§ What to do:
Leaving out the pictures, please retype each record exactly.

§ Records shown:
━━━━━━━━━━

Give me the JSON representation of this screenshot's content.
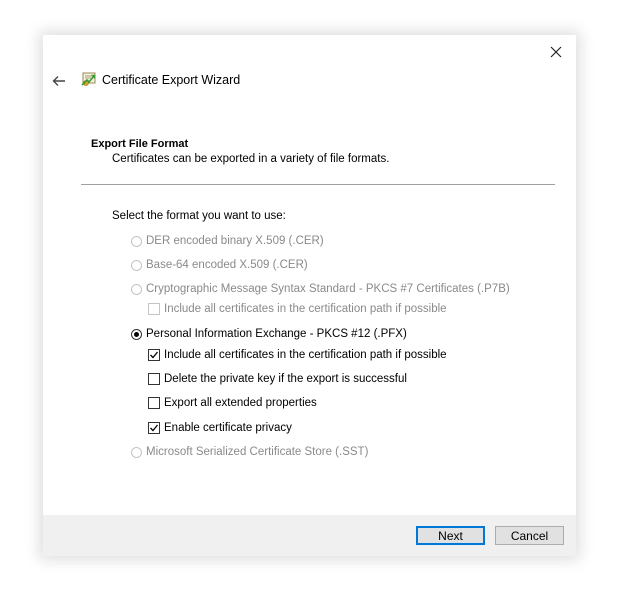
{
  "window": {
    "title": "Certificate Export Wizard"
  },
  "section": {
    "title": "Export File Format",
    "description": "Certificates can be exported in a variety of file formats."
  },
  "prompt": "Select the format you want to use:",
  "options": [
    {
      "label": "DER encoded binary X.509 (.CER)",
      "kind": "radio",
      "checked": false,
      "enabled": false
    },
    {
      "label": "Base-64 encoded X.509 (.CER)",
      "kind": "radio",
      "checked": false,
      "enabled": false
    },
    {
      "label": "Cryptographic Message Syntax Standard - PKCS #7 Certificates (.P7B)",
      "kind": "radio",
      "checked": false,
      "enabled": false
    },
    {
      "label": "Include all certificates in the certification path if possible",
      "kind": "checkbox",
      "checked": false,
      "enabled": false
    },
    {
      "label": "Personal Information Exchange - PKCS #12 (.PFX)",
      "kind": "radio",
      "checked": true,
      "enabled": true
    },
    {
      "label": "Include all certificates in the certification path if possible",
      "kind": "checkbox",
      "checked": true,
      "enabled": true
    },
    {
      "label": "Delete the private key if the export is successful",
      "kind": "checkbox",
      "checked": false,
      "enabled": true
    },
    {
      "label": "Export all extended properties",
      "kind": "checkbox",
      "checked": false,
      "enabled": true
    },
    {
      "label": "Enable certificate privacy",
      "kind": "checkbox",
      "checked": true,
      "enabled": true
    },
    {
      "label": "Microsoft Serialized Certificate Store (.SST)",
      "kind": "radio",
      "checked": false,
      "enabled": false
    }
  ],
  "buttons": {
    "next": "Next",
    "cancel": "Cancel"
  },
  "colors": {
    "accent": "#0078d7",
    "footer": "#f0f0f0",
    "disabled_text": "#8a8a8a"
  },
  "icons": {
    "close": "close-icon",
    "back": "back-arrow-icon",
    "wizard": "certificate-icon"
  }
}
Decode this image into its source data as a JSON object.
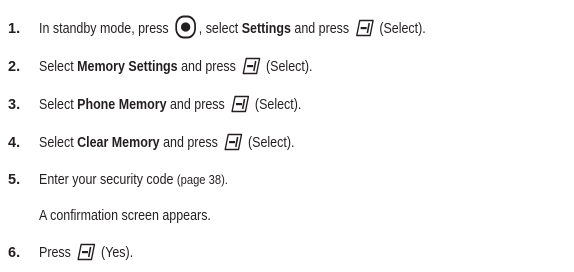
{
  "steps": [
    {
      "number": "1.",
      "p1": "In standby mode, press",
      "p2": ", select",
      "bold1": "Settings",
      "p3": "and press",
      "p4": "(Select).",
      "icons": [
        "menu-ok-key-icon",
        "left-softkey-icon"
      ]
    },
    {
      "number": "2.",
      "p1": "Select",
      "bold1": "Memory Settings",
      "p2": "and press",
      "p3": "(Select).",
      "icons": [
        "left-softkey-icon"
      ]
    },
    {
      "number": "3.",
      "p1": "Select",
      "bold1": "Phone Memory",
      "p2": "and press",
      "p3": "(Select).",
      "icons": [
        "left-softkey-icon"
      ]
    },
    {
      "number": "4.",
      "p1": "Select",
      "bold1": "Clear Memory",
      "p2": "and press",
      "p3": "(Select).",
      "icons": [
        "left-softkey-icon"
      ]
    },
    {
      "number": "5.",
      "p1": "Enter your security code",
      "p2": "(page 38).",
      "note": "A confirmation screen appears."
    },
    {
      "number": "6.",
      "p1": "Press",
      "p2": "(Yes).",
      "icons": [
        "left-softkey-icon"
      ]
    }
  ]
}
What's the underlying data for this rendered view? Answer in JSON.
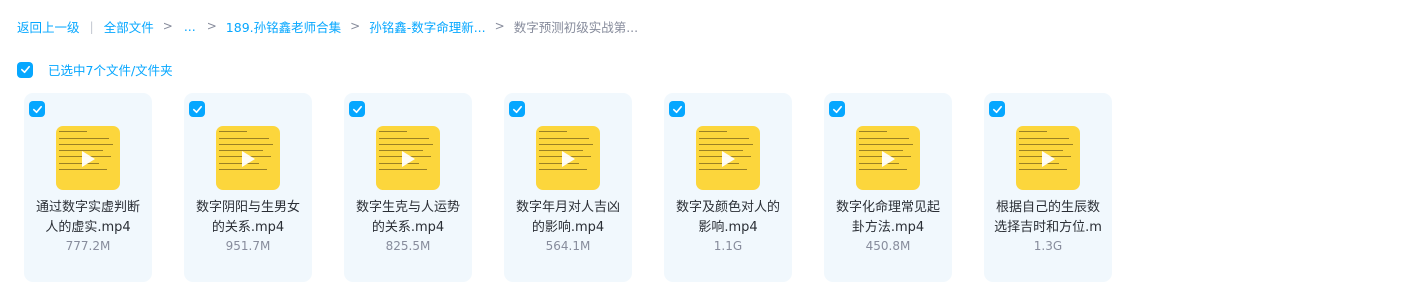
{
  "breadcrumb": {
    "back": "返回上一级",
    "all_files": "全部文件",
    "ellipsis": "...",
    "crumb1": "189.孙铭鑫老师合集",
    "crumb2": "孙铭鑫-数字命理新...",
    "current": "数字预测初级实战第..."
  },
  "selection": {
    "label": "已选中7个文件/文件夹",
    "checked": true
  },
  "files": [
    {
      "name": "通过数字实虚判断人的虚实.mp4",
      "size": "777.2M",
      "type_icon": "video-thumbnail"
    },
    {
      "name": "数字阴阳与生男女的关系.mp4",
      "size": "951.7M",
      "type_icon": "video-thumbnail"
    },
    {
      "name": "数字生克与人运势的关系.mp4",
      "size": "825.5M",
      "type_icon": "video-thumbnail"
    },
    {
      "name": "数字年月对人吉凶的影响.mp4",
      "size": "564.1M",
      "type_icon": "video-thumbnail"
    },
    {
      "name": "数字及颜色对人的影响.mp4",
      "size": "1.1G",
      "type_icon": "video-thumbnail"
    },
    {
      "name": "数字化命理常见起卦方法.mp4",
      "size": "450.8M",
      "type_icon": "video-thumbnail"
    },
    {
      "name": "根据自己的生辰数选择吉时和方位.m",
      "size": "1.3G",
      "type_icon": "video-thumbnail"
    }
  ],
  "colors": {
    "accent": "#06a7ff",
    "card_bg": "#f1f8fd",
    "thumb_bg": "#fcd63c",
    "muted": "#878c9c"
  }
}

━━━━━━━━━━

§ Output for this exercise:
Give me the JSON representation of this screenshot's content.
{
  "window": {
    "title": "Certificate Export Wizard"
  },
  "section": {
    "title": "Export File Format",
    "description": "Certificates can be exported in a variety of file formats."
  },
  "prompt": "Select the format you want to use:",
  "options": [
    {
      "label": "DER encoded binary X.509 (.CER)",
      "kind": "radio",
      "checked": false,
      "enabled": false
    },
    {
      "label": "Base-64 encoded X.509 (.CER)",
      "kind": "radio",
      "checked": false,
      "enabled": false
    },
    {
      "label": "Cryptographic Message Syntax Standard - PKCS #7 Certificates (.P7B)",
      "kind": "radio",
      "checked": false,
      "enabled": false
    },
    {
      "label": "Include all certificates in the certification path if possible",
      "kind": "checkbox",
      "checked": false,
      "enabled": false
    },
    {
      "label": "Personal Information Exchange - PKCS #12 (.PFX)",
      "kind": "radio",
      "checked": true,
      "enabled": true
    },
    {
      "label": "Include all certificates in the certification path if possible",
      "kind": "checkbox",
      "checked": true,
      "enabled": true
    },
    {
      "label": "Delete the private key if the export is successful",
      "kind": "checkbox",
      "checked": false,
      "enabled": true
    },
    {
      "label": "Export all extended properties",
      "kind": "checkbox",
      "checked": false,
      "enabled": true
    },
    {
      "label": "Enable certificate privacy",
      "kind": "checkbox",
      "checked": true,
      "enabled": true
    },
    {
      "label": "Microsoft Serialized Certificate Store (.SST)",
      "kind": "radio",
      "checked": false,
      "enabled": false
    }
  ],
  "buttons": {
    "next": "Next",
    "cancel": "Cancel"
  },
  "colors": {
    "accent": "#0078d7",
    "footer": "#f0f0f0",
    "disabled_text": "#8a8a8a"
  },
  "icons": {
    "close": "close-icon",
    "back": "back-arrow-icon",
    "wizard": "certificate-icon"
  }
}
Decode this image into its source data as a JSON object.
{
  "steps": [
    {
      "number": "1.",
      "p1": "In standby mode, press",
      "p2": ", select",
      "bold1": "Settings",
      "p3": "and press",
      "p4": "(Select).",
      "icons": [
        "menu-ok-key-icon",
        "left-softkey-icon"
      ]
    },
    {
      "number": "2.",
      "p1": "Select",
      "bold1": "Memory Settings",
      "p2": "and press",
      "p3": "(Select).",
      "icons": [
        "left-softkey-icon"
      ]
    },
    {
      "number": "3.",
      "p1": "Select",
      "bold1": "Phone Memory",
      "p2": "and press",
      "p3": "(Select).",
      "icons": [
        "left-softkey-icon"
      ]
    },
    {
      "number": "4.",
      "p1": "Select",
      "bold1": "Clear Memory",
      "p2": "and press",
      "p3": "(Select).",
      "icons": [
        "left-softkey-icon"
      ]
    },
    {
      "number": "5.",
      "p1": "Enter your security code",
      "p2": "(page 38).",
      "note": "A confirmation screen appears."
    },
    {
      "number": "6.",
      "p1": "Press",
      "p2": "(Yes).",
      "icons": [
        "left-softkey-icon"
      ]
    }
  ]
}
What's the underlying data for this rendered view? Answer in JSON.
{
  "breadcrumb": {
    "back": "返回上一级",
    "all_files": "全部文件",
    "ellipsis": "...",
    "crumb1": "189.孙铭鑫老师合集",
    "crumb2": "孙铭鑫-数字命理新...",
    "current": "数字预测初级实战第..."
  },
  "selection": {
    "label": "已选中7个文件/文件夹",
    "checked": true
  },
  "files": [
    {
      "name": "通过数字实虚判断人的虚实.mp4",
      "size": "777.2M",
      "type_icon": "video-thumbnail"
    },
    {
      "name": "数字阴阳与生男女的关系.mp4",
      "size": "951.7M",
      "type_icon": "video-thumbnail"
    },
    {
      "name": "数字生克与人运势的关系.mp4",
      "size": "825.5M",
      "type_icon": "video-thumbnail"
    },
    {
      "name": "数字年月对人吉凶的影响.mp4",
      "size": "564.1M",
      "type_icon": "video-thumbnail"
    },
    {
      "name": "数字及颜色对人的影响.mp4",
      "size": "1.1G",
      "type_icon": "video-thumbnail"
    },
    {
      "name": "数字化命理常见起卦方法.mp4",
      "size": "450.8M",
      "type_icon": "video-thumbnail"
    },
    {
      "name": "根据自己的生辰数选择吉时和方位.m",
      "size": "1.3G",
      "type_icon": "video-thumbnail"
    }
  ],
  "colors": {
    "accent": "#06a7ff",
    "card_bg": "#f1f8fd",
    "thumb_bg": "#fcd63c",
    "muted": "#878c9c"
  }
}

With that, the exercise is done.